**Objective:** Find each line with the string "sunt" and copy it.

Data records
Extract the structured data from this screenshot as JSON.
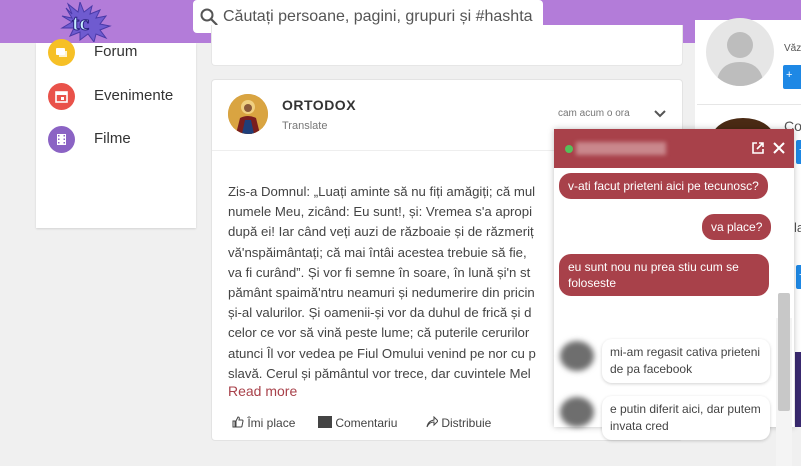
{
  "header": {
    "logo_text": "tc",
    "search_placeholder": "Căutați persoane, pagini, grupuri și #hashtags"
  },
  "sidebar": {
    "items": [
      {
        "label": "Forum",
        "icon": "forum-icon",
        "color": "#f6c026"
      },
      {
        "label": "Evenimente",
        "icon": "calendar-icon",
        "color": "#e9524a"
      },
      {
        "label": "Filme",
        "icon": "film-icon",
        "color": "#8b63c4"
      }
    ]
  },
  "post": {
    "author": "ORTODOX",
    "translate_label": "Translate",
    "time": "cam acum o ora",
    "body_lines": [
      "Zis-a Domnul: „Luați aminte să nu fiți amăgiți; că mul",
      "numele Meu, zicând: Eu sunt!, și: Vremea s'a apropi",
      "după ei! Iar când veți auzi de războaie și de răzmeriț",
      "vă'nspăimântați; că mai întâi acestea trebuie să fie, ",
      "va fi curând”. Și vor fi semne în soare, în lună și'n st",
      "pământ spaimă'ntru neamuri și nedumerire din pricin",
      "și-al valurilor. Și oamenii-și vor da duhul de frică și d",
      "celor ce vor să vină peste lume; că puterile cerurilor",
      "atunci Îl vor vedea pe Fiul Omului venind pe nor cu p",
      "slavă. Cerul și pământul vor trece, dar cuvintele Mel"
    ],
    "read_more": "Read more",
    "actions": {
      "like": "Îmi place",
      "comment": "Comentariu",
      "share": "Distribuie"
    }
  },
  "right": {
    "texts": [
      "Văz",
      "Co",
      "la"
    ],
    "buttons": [
      "+",
      "+",
      "+"
    ]
  },
  "chat": {
    "status_color": "#55c05a",
    "messages": [
      {
        "dir": "out",
        "text": "v-ati facut prieteni aici pe tecunosc?"
      },
      {
        "dir": "out",
        "text": "va place?"
      },
      {
        "dir": "out",
        "text": "eu sunt nou nu prea stiu cum se foloseste"
      },
      {
        "dir": "in",
        "text": "mi-am regasit cativa prieteni de pa facebook"
      },
      {
        "dir": "in",
        "text": "e putin diferit aici, dar putem invata cred"
      }
    ]
  }
}
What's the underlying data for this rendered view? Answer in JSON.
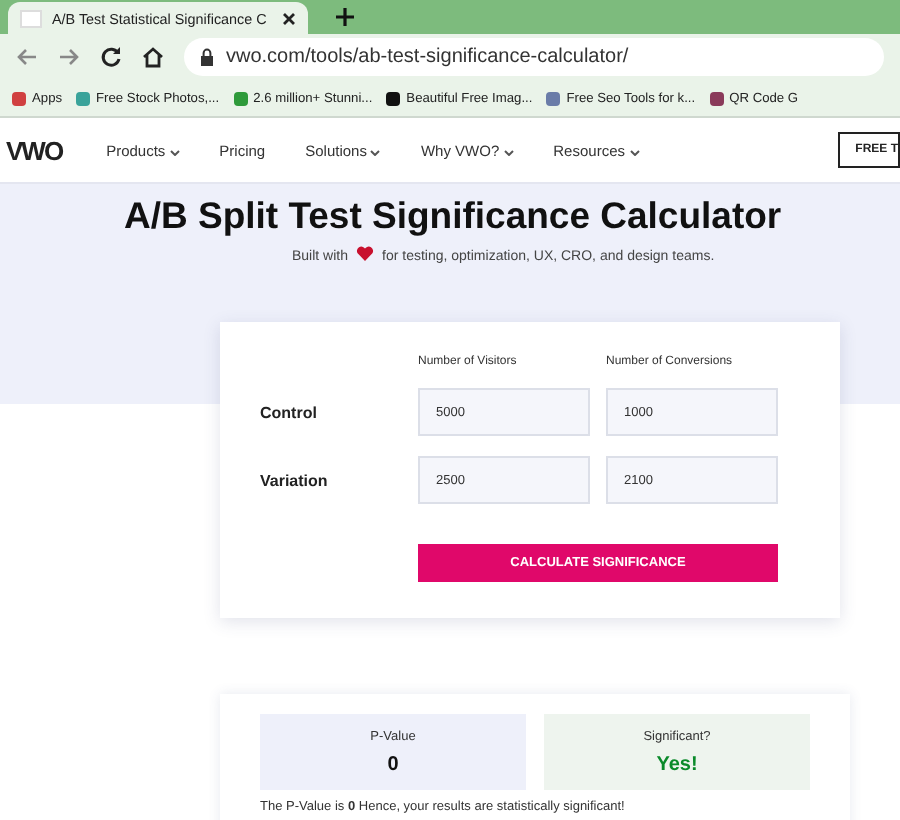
{
  "browser": {
    "tab_title": "A/B Test Statistical Significance C",
    "url": "vwo.com/tools/ab-test-significance-calculator/",
    "bookmarks": [
      {
        "label": "Apps",
        "color": "#d04040"
      },
      {
        "label": "Free Stock Photos,...",
        "color": "#3aa39a"
      },
      {
        "label": "2.6 million+ Stunni...",
        "color": "#2e9a3a"
      },
      {
        "label": "Beautiful Free Imag...",
        "color": "#111111"
      },
      {
        "label": "Free Seo Tools for k...",
        "color": "#6a7ca8"
      },
      {
        "label": "QR Code G",
        "color": "#8a3a5a"
      }
    ]
  },
  "nav": {
    "logo": "VWO",
    "items": [
      {
        "label": "Products",
        "dropdown": true
      },
      {
        "label": "Pricing",
        "dropdown": false
      },
      {
        "label": "Solutions",
        "dropdown": true
      },
      {
        "label": "Why VWO?",
        "dropdown": true
      },
      {
        "label": "Resources",
        "dropdown": true
      }
    ],
    "cta": "FREE T"
  },
  "hero": {
    "title": "A/B Split Test Significance Calculator",
    "subtitle_before": "Built with",
    "subtitle_after": "for testing, optimization, UX, CRO, and design teams."
  },
  "calculator": {
    "columns": [
      "Number of Visitors",
      "Number of Conversions"
    ],
    "rows": [
      {
        "label": "Control",
        "values": [
          "5000",
          "1000"
        ]
      },
      {
        "label": "Variation",
        "values": [
          "2500",
          "2100"
        ]
      }
    ],
    "button": "CALCULATE SIGNIFICANCE"
  },
  "results": {
    "cards": [
      {
        "label": "P-Value",
        "value": "0",
        "kind": "neutral"
      },
      {
        "label": "Significant?",
        "value": "Yes!",
        "kind": "positive"
      }
    ],
    "summary": "The P-Value is **0** Hence, your results are statistically significant!"
  }
}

**Result below:**
      "numele Meu, zicând: Eu sunt!, și: Vremea s'a apropi",
        "text": "eu sunt nou nu prea stiu cum se foloseste"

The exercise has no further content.